Text passage below:

Brief background reading: amylin (according to Wikipedia)


In a study by Hollander on type II diabetics, the synthetic amylin analog pramlintide was tested (Hollander et al., 2003).  In this year-long RCT, over 600 patients were treated with placebo or up to 120 ug pramlintide BID (twice per day).  On average, these subjects were obese (BMI 34), diabetic for ~12 years, and had an HbA1c of 9.1%.  After one year, HbA1c declined 0.62% and they lost about 1.4 kg… not very impressive.


But it’s not all bad news; after viewing those relatively negative results (3 lb weight loss over the course of 1 year), another group of researchers led by Louis Aronne and Christian Weyer believed amylin had yet to be tested proper.  So they designed a better study; it was shorter, used higher doses of pramlintide, and they enrolled obese yet non-diabetic patients (Aronne et al., 2007).  They opted for higher doses of pramlintide (240 ug TID [three times per day]) because in dose-escalation studies, the incidence and severity of adverse drug reactions was consistently low at all doses tested.


They chose to study obese-er subjects (BMI 38, compared to 34 in the Hollander study) because obese subjects lose fat more readily than lean people, so if the study is designed to measure fat loss, then it is better to select a population of subjects where more fat loss is predicted.  They selected non-diabetic subjects for a similar reason; diabetics must regularly inject insulin which promotes the accumulation of fat mass — this could counteract any fat reducing effects of pramlintide.
In other words, it was a more powerful and better designed study.


After 16 weeks, pramlintide-treated subjects lost an average of 3.6 kg (~8 lbs), or about half a pound per week.  30% of patients lost over 15 pounds (1 lb/wk)!  Importantly, the weight loss didn’t appear to have reached a plateau by week 16, so it would have most likely continued along a similar trajectory had the study been longer.  There were no side effects, and a battery of psychological evaluations showed that the patients receiving pramlintide felt it was easier to control their appetite and BW, they didn’t mind the daily injections, and overall well-being increased.  At the very least, these evaluations meant the subjects weren’t losing weight because of nausea or malaise.  In fact, it was quite the opposite.

End of Text passage.
Recorded information below:

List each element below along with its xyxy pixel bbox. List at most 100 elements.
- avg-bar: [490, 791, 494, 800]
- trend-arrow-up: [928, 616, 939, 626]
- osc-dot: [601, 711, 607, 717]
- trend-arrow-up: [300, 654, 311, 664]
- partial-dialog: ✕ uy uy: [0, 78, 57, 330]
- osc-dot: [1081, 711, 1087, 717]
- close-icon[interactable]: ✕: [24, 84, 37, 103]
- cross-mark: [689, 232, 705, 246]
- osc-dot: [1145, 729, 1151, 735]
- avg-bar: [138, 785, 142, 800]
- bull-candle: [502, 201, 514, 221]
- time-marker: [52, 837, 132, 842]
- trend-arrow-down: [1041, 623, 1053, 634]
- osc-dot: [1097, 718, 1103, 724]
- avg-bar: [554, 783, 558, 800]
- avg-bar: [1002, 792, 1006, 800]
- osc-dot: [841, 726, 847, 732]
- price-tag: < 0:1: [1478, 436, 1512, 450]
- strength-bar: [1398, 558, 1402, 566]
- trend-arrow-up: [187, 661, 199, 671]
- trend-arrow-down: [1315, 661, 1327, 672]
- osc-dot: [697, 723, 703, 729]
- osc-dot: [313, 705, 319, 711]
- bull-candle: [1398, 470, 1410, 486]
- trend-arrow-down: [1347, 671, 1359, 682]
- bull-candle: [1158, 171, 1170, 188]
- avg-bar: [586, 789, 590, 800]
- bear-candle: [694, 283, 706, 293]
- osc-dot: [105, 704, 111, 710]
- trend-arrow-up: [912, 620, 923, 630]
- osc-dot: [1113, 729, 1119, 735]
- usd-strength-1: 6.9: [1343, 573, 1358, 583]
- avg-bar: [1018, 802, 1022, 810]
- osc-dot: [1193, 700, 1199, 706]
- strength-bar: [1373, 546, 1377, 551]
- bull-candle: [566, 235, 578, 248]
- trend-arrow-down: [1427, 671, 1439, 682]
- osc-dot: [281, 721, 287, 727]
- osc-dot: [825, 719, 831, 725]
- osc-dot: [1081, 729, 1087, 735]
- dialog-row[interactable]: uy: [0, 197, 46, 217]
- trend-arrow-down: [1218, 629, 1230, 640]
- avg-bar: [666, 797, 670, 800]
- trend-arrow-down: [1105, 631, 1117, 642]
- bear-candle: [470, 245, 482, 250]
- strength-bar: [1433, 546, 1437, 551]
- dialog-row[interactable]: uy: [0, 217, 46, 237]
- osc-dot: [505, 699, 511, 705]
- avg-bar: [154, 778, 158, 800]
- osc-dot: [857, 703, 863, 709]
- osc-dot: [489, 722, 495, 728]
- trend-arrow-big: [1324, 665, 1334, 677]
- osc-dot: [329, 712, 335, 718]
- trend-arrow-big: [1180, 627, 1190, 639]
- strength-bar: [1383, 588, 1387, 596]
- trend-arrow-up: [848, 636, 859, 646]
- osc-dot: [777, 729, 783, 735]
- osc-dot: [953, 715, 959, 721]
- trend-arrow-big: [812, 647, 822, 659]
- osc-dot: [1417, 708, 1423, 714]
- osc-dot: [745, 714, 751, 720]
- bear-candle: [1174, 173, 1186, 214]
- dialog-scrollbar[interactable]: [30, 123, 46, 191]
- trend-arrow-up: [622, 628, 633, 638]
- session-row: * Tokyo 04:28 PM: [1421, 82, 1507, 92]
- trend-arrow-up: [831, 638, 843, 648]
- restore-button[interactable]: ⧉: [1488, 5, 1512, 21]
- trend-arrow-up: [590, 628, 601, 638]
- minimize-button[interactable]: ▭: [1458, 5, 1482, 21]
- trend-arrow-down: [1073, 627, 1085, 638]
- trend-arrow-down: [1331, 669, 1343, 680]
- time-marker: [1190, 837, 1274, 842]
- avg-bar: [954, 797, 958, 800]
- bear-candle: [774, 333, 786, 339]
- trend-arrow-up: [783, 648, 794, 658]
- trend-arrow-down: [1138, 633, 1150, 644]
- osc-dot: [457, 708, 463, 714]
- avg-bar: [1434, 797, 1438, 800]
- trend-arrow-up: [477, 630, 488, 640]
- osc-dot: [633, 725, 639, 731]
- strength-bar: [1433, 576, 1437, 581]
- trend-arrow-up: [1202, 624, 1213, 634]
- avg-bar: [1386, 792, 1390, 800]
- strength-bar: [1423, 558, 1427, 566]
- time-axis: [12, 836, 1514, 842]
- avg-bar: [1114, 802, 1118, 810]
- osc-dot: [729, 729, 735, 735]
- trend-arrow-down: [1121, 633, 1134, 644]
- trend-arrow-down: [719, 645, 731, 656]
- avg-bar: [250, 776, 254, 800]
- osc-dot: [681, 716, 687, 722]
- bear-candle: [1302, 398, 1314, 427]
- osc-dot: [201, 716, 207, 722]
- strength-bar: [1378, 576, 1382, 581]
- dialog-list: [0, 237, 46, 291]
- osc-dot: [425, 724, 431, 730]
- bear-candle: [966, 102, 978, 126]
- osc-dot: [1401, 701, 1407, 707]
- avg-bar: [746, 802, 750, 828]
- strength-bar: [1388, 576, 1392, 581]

End of Recorded information.

[Check your understanding]
(A) Do the following statements agree with the pramlintide text? For each, answer yes or no and quote the deciding words.
(i) The Hollander study ran for one year.
(ii) The study led by Aronne and Weyer enrolled diabetic patients.
(iii) In the study led by Aronne and Weyer, weight loss had leveled off by week 16.
(B) Please quote the pramlintide text from "In other words, it" up to and including "quite the opposite.".

[Answers below]
(A)
(i) Yes: "In this year-long RCT"
(ii) No: "they enrolled obese yet non-diabetic patients"
(iii) No: "the weight loss didn’t appear to have reached a plateau by week 16"

(B)
In other words, it was a more powerful and better designed study.


After 16 weeks, pramlintide-treated subjects lost an average of 3.6 kg (~8 lbs), or about half a pound per week.  30% of patients lost over 15 pounds (1 lb/wk)!  Importantly, the weight loss didn’t appear to have reached a plateau by week 16, so it would have most likely continued along a similar trajectory had the study been longer.  There were no side effects, and a battery of psychological evaluations showed that the patients receiving pramlintide felt it was easier to control their appetite and BW, they didn’t mind the daily injections, and overall well-being increased.  At the very least, these evaluations meant the subjects weren’t losing weight because of nausea or malaise.  In fact, it was quite the opposite.